___ Article ___

Operationalizing Full-Census Data to Optimize Quality of Experience


Now that every business is becoming a digital business, customers have much higher expectations.

Customers expect to get what they want, when they want it, at the lowest price. They expect the freedom to choose between thousands of products and configurations, while at the same time receiving suggestions and content intuitively tailored to their needs. And if a problem arises, they have the agency to quickly take their business elsewhere.

Market leading digital businesses like Amazon and Netflix made dramatic market share gains by moving faster, and orienting each new software feature and deployment around achieving customer outcomes at scale.

Unfortunately, most enterprises lack the insight to even get a handle on their existing technology stack to meet customer needs. They can try to correlate every metric and log emanating from their application estate in real time to make incremental performance improvements, but they’ll still be missing the most important part: how to find causation between so much rich telemetry data and the key indicators of customer experience.

This new customer-centric reality sets the stage for digital transformation, where enterprises must align every aspect of their business operations around technology and data, to focus on efficiently meeting customer needs.

Observability is Disconnected From Customer Experience

As my colleague Jason Bloomberg points out in the previous article in this series, most observability platforms are not customer-centric. Instead of focusing on things like conversions and repeat business, they take a system-centric approach to data—gathering the ‘golden signals’ of latency, traffic, errors, and saturation—by looking at server logs, network packets, cloud usage metrics and the like.

This ‘inward-out’ approach to monitoring and analytics is useful for benchmarking the back-end impact of increased usage, or the network impact of regional cloud outages, or unanticipated changes to applications, or lost connections to downstream data services.

___ Recorded data ___

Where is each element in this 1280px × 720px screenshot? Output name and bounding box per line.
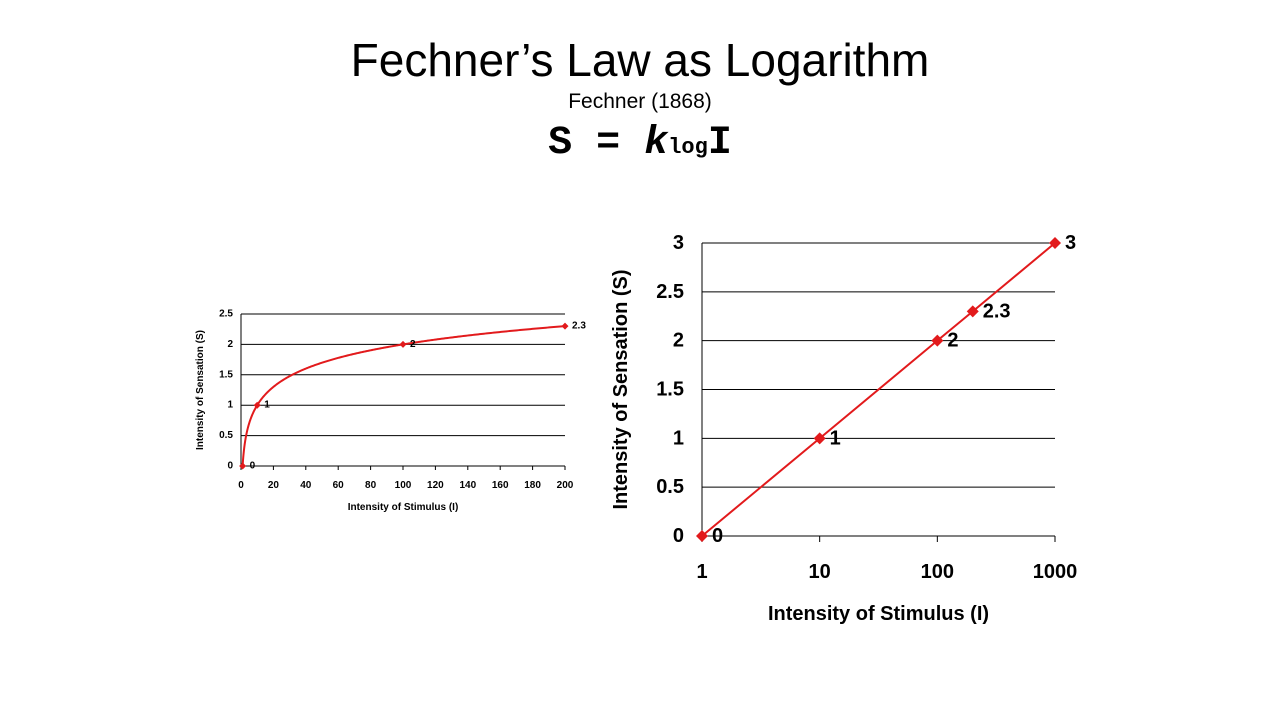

___

◆ **What to work on**:
A - According to the article on quality of experience, which four "golden signals" do system-centric observability platforms gather?
B - Transcribe the stretch of the article on quality of experience from "Operationalizing Full-Census Data" through "their business elsewhere.".

◆ **Answers provided**:
A - Latency, traffic, errors, and saturation.

B -
Operationalizing Full-Census Data to Optimize Quality of Experience


Now that every business is becoming a digital business, customers have much higher expectations.

Customers expect to get what they want, when they want it, at the lowest price. They expect the freedom to choose between thousands of products and configurations, while at the same time receiving suggestions and content intuitively tailored to their needs. And if a problem arises, they have the agency to quickly take their business elsewhere.